___ Passage to read

Part 1 - Calculate global mean temperature
==========================================

Prepared by *Mathias Hauser*.

In the first part we will work with *Near-Surface Air Temperature* data (*tas*) from
climate models. We will load global, gridded temperature fields and compute the global
mean temperature.

We look at climate simulations from 1850 to 2100. The simulations are split into two parts:
the first covers the historical period from 1850 to 2014 and the second the
"future" from 2015 to 2100. The historical simulation uses historical
data of greenhousegases (GHGs), aerosols etc.. The projections for the
future climate use scenarios with potential pathways of the forcing
agents, named *shared socioeconomic pathways* (SSP). Here, we will use a
scenario with high radiative forcing by the end of century and thus a
strong warming, named SSP5-8.5 (or ssp585). We will start by looking at two climate
models.

______

Aim 1:
Could you copy out the dataset records word for word, starting at their first line and ending at the line that contains "314, 902, 329]", with both of those lines included?

___ Record set

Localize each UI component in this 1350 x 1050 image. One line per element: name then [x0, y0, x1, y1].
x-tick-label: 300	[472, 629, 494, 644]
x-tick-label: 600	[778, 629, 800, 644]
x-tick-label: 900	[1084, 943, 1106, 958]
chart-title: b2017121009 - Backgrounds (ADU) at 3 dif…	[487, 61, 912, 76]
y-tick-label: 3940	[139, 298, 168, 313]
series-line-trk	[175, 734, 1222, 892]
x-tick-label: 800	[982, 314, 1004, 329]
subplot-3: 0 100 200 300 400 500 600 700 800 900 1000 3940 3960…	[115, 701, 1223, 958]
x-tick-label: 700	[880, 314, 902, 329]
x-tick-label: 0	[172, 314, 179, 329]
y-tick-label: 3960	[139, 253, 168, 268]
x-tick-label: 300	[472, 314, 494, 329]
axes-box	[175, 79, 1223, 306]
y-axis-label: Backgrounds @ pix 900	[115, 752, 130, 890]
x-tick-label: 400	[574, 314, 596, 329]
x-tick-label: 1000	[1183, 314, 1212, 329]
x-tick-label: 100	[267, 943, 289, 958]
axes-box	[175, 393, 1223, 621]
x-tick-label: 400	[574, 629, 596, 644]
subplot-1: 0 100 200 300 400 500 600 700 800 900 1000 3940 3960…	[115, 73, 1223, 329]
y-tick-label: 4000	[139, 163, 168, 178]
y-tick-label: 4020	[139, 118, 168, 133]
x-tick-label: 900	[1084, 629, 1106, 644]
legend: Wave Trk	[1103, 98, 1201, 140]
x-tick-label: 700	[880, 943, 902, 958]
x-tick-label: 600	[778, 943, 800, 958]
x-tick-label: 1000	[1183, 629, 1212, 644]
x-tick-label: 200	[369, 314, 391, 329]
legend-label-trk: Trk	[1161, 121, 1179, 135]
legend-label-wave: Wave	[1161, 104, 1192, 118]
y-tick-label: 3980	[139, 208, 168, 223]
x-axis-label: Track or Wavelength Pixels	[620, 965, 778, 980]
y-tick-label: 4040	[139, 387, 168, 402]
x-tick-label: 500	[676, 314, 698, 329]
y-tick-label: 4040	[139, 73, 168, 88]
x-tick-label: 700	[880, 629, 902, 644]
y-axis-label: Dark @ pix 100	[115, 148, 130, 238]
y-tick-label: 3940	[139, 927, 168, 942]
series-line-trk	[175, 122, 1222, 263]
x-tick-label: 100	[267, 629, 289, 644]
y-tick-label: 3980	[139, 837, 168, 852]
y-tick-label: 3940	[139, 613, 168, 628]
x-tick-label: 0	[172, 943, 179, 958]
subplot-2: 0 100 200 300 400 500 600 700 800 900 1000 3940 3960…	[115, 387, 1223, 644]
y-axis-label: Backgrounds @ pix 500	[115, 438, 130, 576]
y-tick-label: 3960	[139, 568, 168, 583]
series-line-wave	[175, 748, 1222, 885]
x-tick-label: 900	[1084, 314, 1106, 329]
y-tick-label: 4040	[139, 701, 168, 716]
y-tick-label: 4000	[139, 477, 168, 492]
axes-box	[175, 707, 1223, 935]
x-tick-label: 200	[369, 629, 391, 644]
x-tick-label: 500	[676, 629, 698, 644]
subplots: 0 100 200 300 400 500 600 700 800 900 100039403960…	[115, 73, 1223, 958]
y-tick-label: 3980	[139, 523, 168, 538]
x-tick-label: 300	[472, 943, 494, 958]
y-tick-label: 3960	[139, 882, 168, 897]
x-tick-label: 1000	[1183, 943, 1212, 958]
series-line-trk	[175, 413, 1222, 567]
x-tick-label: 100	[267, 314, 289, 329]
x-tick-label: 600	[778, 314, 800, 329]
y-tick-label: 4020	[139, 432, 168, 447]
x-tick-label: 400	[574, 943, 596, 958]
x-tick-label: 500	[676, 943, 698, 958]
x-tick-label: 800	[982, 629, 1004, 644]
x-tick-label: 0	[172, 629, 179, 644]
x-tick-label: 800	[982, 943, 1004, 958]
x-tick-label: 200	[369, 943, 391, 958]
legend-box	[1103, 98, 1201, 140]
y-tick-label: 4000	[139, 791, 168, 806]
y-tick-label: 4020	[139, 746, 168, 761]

______

Aim 2:
How would you put this sentence from the global mean temperature tutorial into Spanish: "We look at climate simulations from 1850 to 2100."

Final answer 1:
Localize each UI component in this 1350 x 1050 image. One line per element: name then [x0, y0, x1, y1].
x-tick-label: 300	[472, 629, 494, 644]
x-tick-label: 600	[778, 629, 800, 644]
x-tick-label: 900	[1084, 943, 1106, 958]
chart-title: b2017121009 - Backgrounds (ADU) at 3 dif…	[487, 61, 912, 76]
y-tick-label: 3940	[139, 298, 168, 313]
series-line-trk	[175, 734, 1222, 892]
x-tick-label: 800	[982, 314, 1004, 329]
subplot-3: 0 100 200 300 400 500 600 700 800 900 1000 3940 3960…	[115, 701, 1223, 958]
x-tick-label: 700	[880, 314, 902, 329]

Final answer 2:
Analizamos simulaciones climáticas de 1850 a 2100.